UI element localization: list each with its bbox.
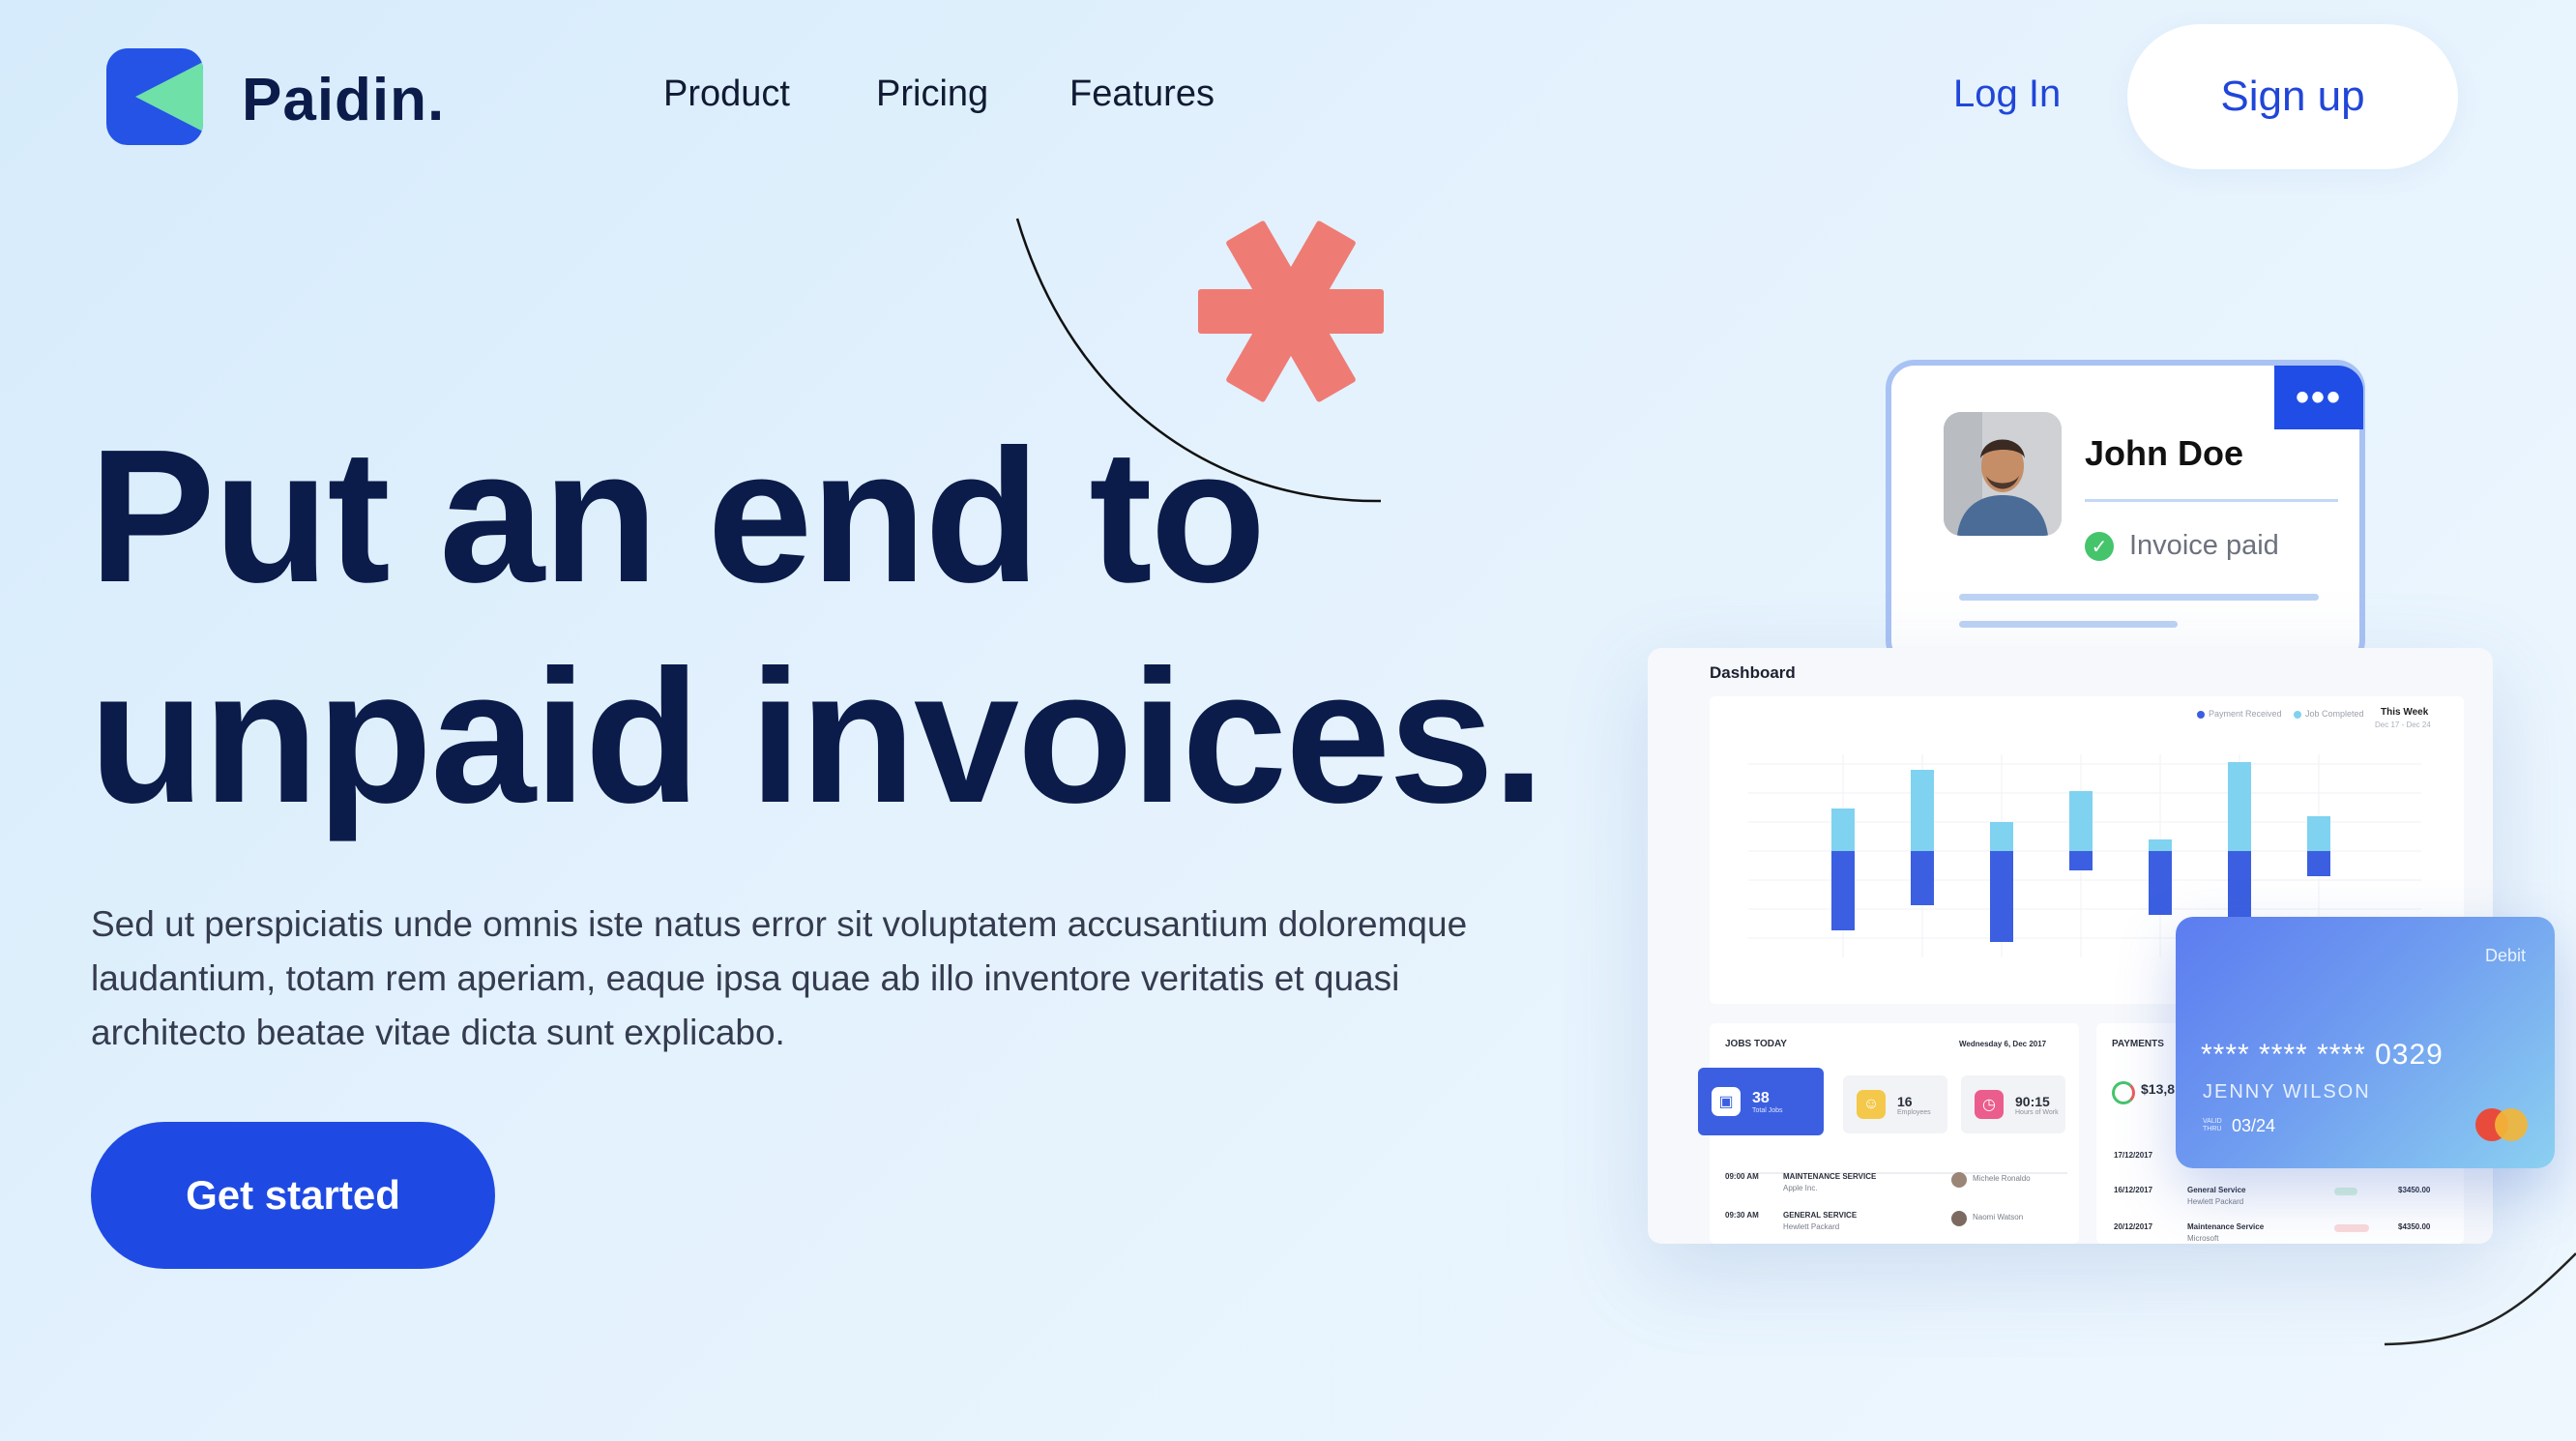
employees-icon: ☺ <box>1857 1090 1886 1119</box>
logo-icon[interactable] <box>106 48 203 145</box>
divider <box>2085 499 2338 502</box>
stat-employees[interactable]: ☺ 16 Employees <box>1843 1075 1947 1133</box>
job-row-client: Hewlett Packard <box>1783 1222 1840 1231</box>
briefcase-icon: ▣ <box>1712 1087 1741 1116</box>
job-row-service: GENERAL SERVICE <box>1783 1211 1858 1220</box>
legend-label: Job Completed <box>2305 709 2364 719</box>
payment-row-date: 16/12/2017 <box>2114 1186 2153 1194</box>
status-badge <box>2334 1188 2357 1195</box>
placeholder-line <box>1959 621 2178 628</box>
hero-title: Put an end to unpaid invoices. <box>89 406 1545 847</box>
payment-row-client: Hewlett Packard <box>2187 1197 2244 1206</box>
job-row-employee: Naomi Watson <box>1973 1213 2024 1221</box>
legend-payment-received: Payment Received <box>2197 709 2282 719</box>
card-valid-label: VALID THRU <box>2203 1118 2222 1132</box>
payment-row-client: Microsoft <box>2187 1234 2219 1243</box>
payments-title: PAYMENTS <box>2112 1039 2164 1049</box>
nav-pricing-link[interactable]: Pricing <box>876 74 988 115</box>
job-row-service: MAINTENANCE SERVICE <box>1783 1172 1877 1181</box>
stat-value: 90:15 <box>2015 1093 2050 1109</box>
dashboard-title: Dashboard <box>1710 663 1796 682</box>
stat-label: Hours of Work <box>2015 1108 2059 1116</box>
week-range: Dec 17 - Dec 24 <box>2375 720 2431 729</box>
payment-row-date: 20/12/2017 <box>2114 1222 2153 1231</box>
invoice-client-name: John Doe <box>2085 433 2244 473</box>
payment-row-amount: $4350.00 <box>2398 1222 2431 1231</box>
card-expiry: 03/24 <box>2232 1116 2276 1135</box>
brand-name[interactable]: Paidin. <box>242 66 445 134</box>
jobs-today-title: JOBS TODAY <box>1725 1039 1787 1049</box>
avatar <box>1951 1172 1967 1188</box>
job-row-time: 09:00 AM <box>1725 1172 1759 1181</box>
clock-icon: ◷ <box>1975 1090 2004 1119</box>
status-badge <box>2334 1224 2369 1232</box>
stat-value: 16 <box>1897 1093 1913 1109</box>
hero-title-line-1: Put an end to <box>89 410 1266 622</box>
placeholder-line <box>1959 594 2319 601</box>
mastercard-icon <box>2495 1108 2528 1141</box>
card-holder: JENNY WILSON <box>2203 1081 2371 1103</box>
hero-title-line-2: unpaid invoices. <box>89 631 1545 842</box>
avatar <box>1951 1211 1967 1226</box>
stat-hours[interactable]: ◷ 90:15 Hours of Work <box>1961 1075 2065 1133</box>
stat-label: Employees <box>1897 1108 1931 1116</box>
job-row-employee: Michele Ronaldo <box>1973 1174 2031 1183</box>
legend-job-completed: Job Completed <box>2294 709 2364 719</box>
more-options-icon[interactable]: ••• <box>2274 366 2363 429</box>
payment-row-service: Maintenance Service <box>2187 1222 2265 1231</box>
invoice-status: Invoice paid <box>2129 530 2279 561</box>
stat-total-jobs[interactable]: ▣ 38 Total Jobs <box>1698 1068 1824 1135</box>
legend-dot <box>2294 710 2301 719</box>
stat-value: 38 <box>1752 1089 1770 1106</box>
payments-amount: $13,8 <box>2141 1081 2176 1097</box>
asterisk-icon <box>1198 221 1384 402</box>
legend-label: Payment Received <box>2209 709 2282 719</box>
card-number: **** **** **** 0329 <box>2201 1039 2444 1071</box>
get-started-button[interactable]: Get started <box>91 1122 495 1269</box>
progress-ring-icon <box>2112 1081 2135 1104</box>
payment-row-date: 17/12/2017 <box>2114 1151 2153 1160</box>
nav-features-link[interactable]: Features <box>1069 74 1215 115</box>
signup-button[interactable]: Sign up <box>2127 24 2458 169</box>
stat-label: Total Jobs <box>1752 1106 1783 1114</box>
card-type: Debit <box>2485 946 2527 965</box>
jobs-date: Wednesday 6, Dec 2017 <box>1959 1040 2047 1048</box>
login-link[interactable]: Log In <box>1953 73 2061 116</box>
payment-row-service: General Service <box>2187 1186 2246 1194</box>
week-selector[interactable]: This Week <box>2381 707 2428 718</box>
decorative-arc-bottom <box>2384 1252 2576 1346</box>
nav-product-link[interactable]: Product <box>663 74 790 115</box>
job-row-time: 09:30 AM <box>1725 1211 1759 1220</box>
legend-dot <box>2197 710 2205 719</box>
payment-row-amount: $3450.00 <box>2398 1186 2431 1194</box>
avatar <box>1944 412 2062 536</box>
check-icon: ✓ <box>2085 532 2114 561</box>
hero-description: Sed ut perspiciatis unde omnis iste natu… <box>91 904 1468 1052</box>
job-row-client: Apple Inc. <box>1783 1184 1818 1192</box>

- **GOAL**:
Please print the material above again, line for line and unchanged, but leave out the pictures.

- **FINISHED TASK**:
UI element localization: list each with its bbox.
employees-icon: ☺ <box>1857 1090 1886 1119</box>
logo-icon[interactable] <box>106 48 203 145</box>
divider <box>2085 499 2338 502</box>
stat-employees[interactable]: ☺ 16 Employees <box>1843 1075 1947 1133</box>
job-row-client: Hewlett Packard <box>1783 1222 1840 1231</box>
briefcase-icon: ▣ <box>1712 1087 1741 1116</box>
job-row-service: GENERAL SERVICE <box>1783 1211 1858 1220</box>
legend-label: Job Completed <box>2305 709 2364 719</box>
payment-row-date: 16/12/2017 <box>2114 1186 2153 1194</box>
status-badge <box>2334 1188 2357 1195</box>
placeholder-line <box>1959 621 2178 628</box>
hero-title: Put an end to unpaid invoices. <box>89 406 1545 847</box>
payment-row-client: Hewlett Packard <box>2187 1197 2244 1206</box>
job-row-employee: Naomi Watson <box>1973 1213 2024 1221</box>
legend-payment-received: Payment Received <box>2197 709 2282 719</box>
card-valid-label: VALID THRU <box>2203 1118 2222 1132</box>
payment-row-client: Microsoft <box>2187 1234 2219 1243</box>
payments-title: PAYMENTS <box>2112 1039 2164 1049</box>
nav-pricing-link[interactable]: Pricing <box>876 74 988 115</box>
job-row-service: MAINTENANCE SERVICE <box>1783 1172 1877 1181</box>
stat-value: 90:15 <box>2015 1093 2050 1109</box>
dashboard-title: Dashboard <box>1710 663 1796 682</box>
stat-label: Hours of Work <box>2015 1108 2059 1116</box>
week-range: Dec 17 - Dec 24 <box>2375 720 2431 729</box>
payment-row-date: 20/12/2017 <box>2114 1222 2153 1231</box>
invoice-client-name: John Doe <box>2085 433 2244 473</box>
payment-row-amount: $4350.00 <box>2398 1222 2431 1231</box>
card-expiry: 03/24 <box>2232 1116 2276 1135</box>
brand-name[interactable]: Paidin. <box>242 66 445 134</box>
jobs-today-title: JOBS TODAY <box>1725 1039 1787 1049</box>
avatar <box>1951 1172 1967 1188</box>
job-row-time: 09:00 AM <box>1725 1172 1759 1181</box>
clock-icon: ◷ <box>1975 1090 2004 1119</box>
status-badge <box>2334 1224 2369 1232</box>
stat-value: 16 <box>1897 1093 1913 1109</box>
hero-title-line-1: Put an end to <box>89 410 1266 622</box>
placeholder-line <box>1959 594 2319 601</box>
mastercard-icon <box>2495 1108 2528 1141</box>
card-holder: JENNY WILSON <box>2203 1081 2371 1103</box>
hero-title-line-2: unpaid invoices. <box>89 631 1545 842</box>
avatar <box>1951 1211 1967 1226</box>
stat-hours[interactable]: ◷ 90:15 Hours of Work <box>1961 1075 2065 1133</box>
stat-label: Employees <box>1897 1108 1931 1116</box>
job-row-employee: Michele Ronaldo <box>1973 1174 2031 1183</box>
legend-job-completed: Job Completed <box>2294 709 2364 719</box>
more-options-icon[interactable]: ••• <box>2274 366 2363 429</box>
payment-row-service: Maintenance Service <box>2187 1222 2265 1231</box>
invoice-status: Invoice paid <box>2129 530 2279 561</box>
stat-total-jobs[interactable]: ▣ 38 Total Jobs <box>1698 1068 1824 1135</box>
legend-dot <box>2294 710 2301 719</box>
stat-value: 38 <box>1752 1089 1770 1106</box>
payments-amount: $13,8 <box>2141 1081 2176 1097</box>
asterisk-icon <box>1198 221 1384 402</box>
legend-label: Payment Received <box>2209 709 2282 719</box>
card-number: **** **** **** 0329 <box>2201 1039 2444 1071</box>
get-started-button[interactable]: Get started <box>91 1122 495 1269</box>
progress-ring-icon <box>2112 1081 2135 1104</box>
payment-row-date: 17/12/2017 <box>2114 1151 2153 1160</box>
nav-features-link[interactable]: Features <box>1069 74 1215 115</box>
signup-button[interactable]: Sign up <box>2127 24 2458 169</box>
stat-label: Total Jobs <box>1752 1106 1783 1114</box>
card-type: Debit <box>2485 946 2527 965</box>
jobs-date: Wednesday 6, Dec 2017 <box>1959 1040 2047 1048</box>
login-link[interactable]: Log In <box>1953 73 2061 116</box>
payment-row-service: General Service <box>2187 1186 2246 1194</box>
week-selector[interactable]: This Week <box>2381 707 2428 718</box>
decorative-arc-bottom <box>2384 1252 2576 1346</box>
nav-product-link[interactable]: Product <box>663 74 790 115</box>
job-row-time: 09:30 AM <box>1725 1211 1759 1220</box>
legend-dot <box>2197 710 2205 719</box>
payment-row-amount: $3450.00 <box>2398 1186 2431 1194</box>
avatar <box>1944 412 2062 536</box>
check-icon: ✓ <box>2085 532 2114 561</box>
hero-description: Sed ut perspiciatis unde omnis iste natu… <box>91 904 1468 1052</box>
job-row-client: Apple Inc. <box>1783 1184 1818 1192</box>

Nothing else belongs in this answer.